→ Problem to solve
Reproduce every entry that follows word for word, but omit the images.

→ Provided data
▼▼▼

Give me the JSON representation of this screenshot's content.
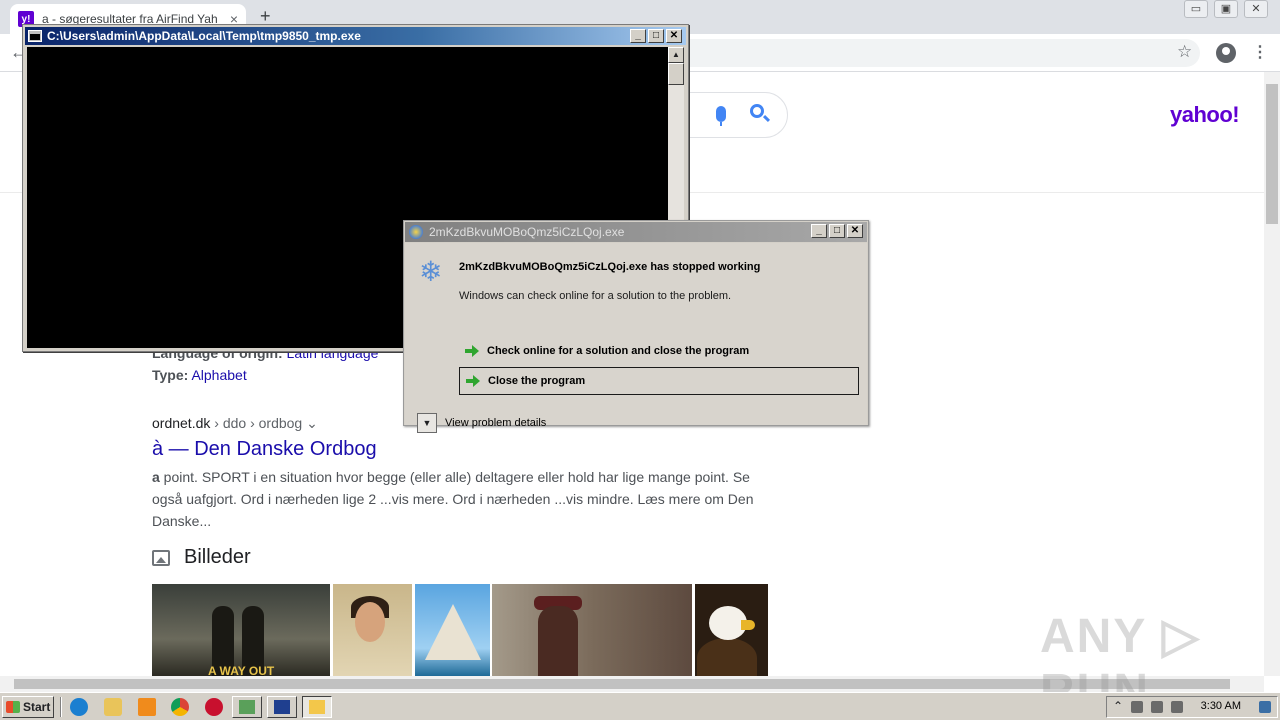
{
  "browser": {
    "tab_title": "a - søgeresultater fra AirFind Yahoo",
    "tab_favicon_text": "y!",
    "tab_close_glyph": "×",
    "new_tab_glyph": "+",
    "window_controls": [
      "▭",
      "▣",
      "✕"
    ],
    "back_glyph": "←",
    "star_glyph": "☆",
    "menu_glyph": "⋮",
    "brand_color": "#6001d2"
  },
  "page": {
    "logo": "yahoo!",
    "lang_line": {
      "label": "Language of origin:",
      "value": "Latin language"
    },
    "type_line": {
      "label": "Type:",
      "value": "Alphabet"
    },
    "result": {
      "site": "ordnet.dk",
      "crumbs": " › ddo › ordbog ⌄",
      "title": "à — Den Danske Ordbog",
      "snippet_bold": "a",
      "snippet": " point. SPORT i en situation hvor begge (eller alle) deltagere eller hold har lige mange point. Se også uafgjort. Ord i nærheden lige 2 ...vis mere. Ord i nærheden ...vis mindre. Læs mere om Den Danske..."
    },
    "images_heading": "Billeder",
    "image_thumb_caption": "A WAY OUT",
    "watermark": "ANY ▷ RUN"
  },
  "console_window": {
    "title": "C:\\Users\\admin\\AppData\\Local\\Temp\\tmp9850_tmp.exe",
    "controls": [
      "_",
      "□",
      "✕"
    ]
  },
  "error_dialog": {
    "title": "2mKzdBkvuMOBoQmz5iCzLQoj.exe",
    "heading": "2mKzdBkvuMOBoQmz5iCzLQoj.exe has stopped working",
    "subtext": "Windows can check online for a solution to the problem.",
    "option_check": "Check online for a solution and close the program",
    "option_close": "Close the program",
    "details_label": "View problem details",
    "controls": [
      "_",
      "□",
      "✕"
    ]
  },
  "taskbar": {
    "start_label": "Start",
    "clock": "3:30 AM",
    "tray_expand_glyph": "⌃"
  }
}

▲▲▲

→ Correct response
Give me the JSON representation of this screenshot's content.
{
  "browser": {
    "tab_title": "a - søgeresultater fra AirFind Yahoo",
    "tab_favicon_text": "y!",
    "tab_close_glyph": "×",
    "new_tab_glyph": "+",
    "window_controls": [
      "▭",
      "▣",
      "✕"
    ],
    "back_glyph": "←",
    "star_glyph": "☆",
    "menu_glyph": "⋮",
    "brand_color": "#6001d2"
  },
  "page": {
    "logo": "yahoo!",
    "lang_line": {
      "label": "Language of origin:",
      "value": "Latin language"
    },
    "type_line": {
      "label": "Type:",
      "value": "Alphabet"
    },
    "result": {
      "site": "ordnet.dk",
      "crumbs": " › ddo › ordbog ⌄",
      "title": "à — Den Danske Ordbog",
      "snippet_bold": "a",
      "snippet": " point. SPORT i en situation hvor begge (eller alle) deltagere eller hold har lige mange point. Se også uafgjort. Ord i nærheden lige 2 ...vis mere. Ord i nærheden ...vis mindre. Læs mere om Den Danske..."
    },
    "images_heading": "Billeder",
    "image_thumb_caption": "A WAY OUT",
    "watermark": "ANY ▷ RUN"
  },
  "console_window": {
    "title": "C:\\Users\\admin\\AppData\\Local\\Temp\\tmp9850_tmp.exe",
    "controls": [
      "_",
      "□",
      "✕"
    ]
  },
  "error_dialog": {
    "title": "2mKzdBkvuMOBoQmz5iCzLQoj.exe",
    "heading": "2mKzdBkvuMOBoQmz5iCzLQoj.exe has stopped working",
    "subtext": "Windows can check online for a solution to the problem.",
    "option_check": "Check online for a solution and close the program",
    "option_close": "Close the program",
    "details_label": "View problem details",
    "controls": [
      "_",
      "□",
      "✕"
    ]
  },
  "taskbar": {
    "start_label": "Start",
    "clock": "3:30 AM",
    "tray_expand_glyph": "⌃"
  }
}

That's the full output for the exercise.